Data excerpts
--- Start ---
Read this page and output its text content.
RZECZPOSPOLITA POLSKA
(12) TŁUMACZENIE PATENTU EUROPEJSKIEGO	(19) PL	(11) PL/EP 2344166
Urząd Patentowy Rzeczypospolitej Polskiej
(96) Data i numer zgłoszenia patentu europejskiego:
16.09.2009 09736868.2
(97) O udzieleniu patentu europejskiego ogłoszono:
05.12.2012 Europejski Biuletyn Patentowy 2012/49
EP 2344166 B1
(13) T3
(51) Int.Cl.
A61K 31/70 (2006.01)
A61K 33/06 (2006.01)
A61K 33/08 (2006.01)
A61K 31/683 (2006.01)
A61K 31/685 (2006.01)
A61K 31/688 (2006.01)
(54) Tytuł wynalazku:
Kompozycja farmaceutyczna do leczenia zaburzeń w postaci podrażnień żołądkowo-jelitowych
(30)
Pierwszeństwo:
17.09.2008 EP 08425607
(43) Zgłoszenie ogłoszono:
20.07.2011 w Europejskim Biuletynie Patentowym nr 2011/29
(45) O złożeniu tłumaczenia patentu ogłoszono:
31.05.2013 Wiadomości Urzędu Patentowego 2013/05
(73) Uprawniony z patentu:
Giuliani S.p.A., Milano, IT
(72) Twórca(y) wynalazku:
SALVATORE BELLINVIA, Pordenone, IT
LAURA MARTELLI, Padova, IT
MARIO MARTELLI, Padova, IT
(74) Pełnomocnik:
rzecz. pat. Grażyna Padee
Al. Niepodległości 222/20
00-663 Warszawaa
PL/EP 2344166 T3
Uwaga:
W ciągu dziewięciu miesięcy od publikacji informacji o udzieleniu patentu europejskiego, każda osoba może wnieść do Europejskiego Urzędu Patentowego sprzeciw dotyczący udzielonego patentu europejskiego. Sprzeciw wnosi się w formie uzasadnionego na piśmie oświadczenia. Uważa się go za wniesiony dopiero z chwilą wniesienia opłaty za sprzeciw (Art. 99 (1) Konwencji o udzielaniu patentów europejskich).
--- End ---
- _Directions_
Write out every record shown above, word for word.

- _Right answer_
Read this page and output its text content.
RZECZPOSPOLITA POLSKA
(12) TŁUMACZENIE PATENTU EUROPEJSKIEGO	(19) PL	(11) PL/EP 2344166
Urząd Patentowy Rzeczypospolitej Polskiej
(96) Data i numer zgłoszenia patentu europejskiego:
16.09.2009 09736868.2
(97) O udzieleniu patentu europejskiego ogłoszono:
05.12.2012 Europejski Biuletyn Patentowy 2012/49
EP 2344166 B1
(13) T3
(51) Int.Cl.
A61K 31/70 (2006.01)
A61K 33/06 (2006.01)
A61K 33/08 (2006.01)
A61K 31/683 (2006.01)
A61K 31/685 (2006.01)
A61K 31/688 (2006.01)
(54) Tytuł wynalazku:
Kompozycja farmaceutyczna do leczenia zaburzeń w postaci podrażnień żołądkowo-jelitowych
(30)
Pierwszeństwo:
17.09.2008 EP 08425607
(43) Zgłoszenie ogłoszono:
20.07.2011 w Europejskim Biuletynie Patentowym nr 2011/29
(45) O złożeniu tłumaczenia patentu ogłoszono:
31.05.2013 Wiadomości Urzędu Patentowego 2013/05
(73) Uprawniony z patentu:
Giuliani S.p.A., Milano, IT
(72) Twórca(y) wynalazku:
SALVATORE BELLINVIA, Pordenone, IT
LAURA MARTELLI, Padova, IT
MARIO MARTELLI, Padova, IT
(74) Pełnomocnik:
rzecz. pat. Grażyna Padee
Al. Niepodległości 222/20
00-663 Warszawaa
PL/EP 2344166 T3
Uwaga:
W ciągu dziewięciu miesięcy od publikacji informacji o udzieleniu patentu europejskiego, każda osoba może wnieść do Europejskiego Urzędu Patentowego sprzeciw dotyczący udzielonego patentu europejskiego. Sprzeciw wnosi się w formie uzasadnionego na piśmie oświadczenia. Uważa się go za wniesiony dopiero z chwilą wniesienia opłaty za sprzeciw (Art. 99 (1) Konwencji o udzielaniu patentów europejskich).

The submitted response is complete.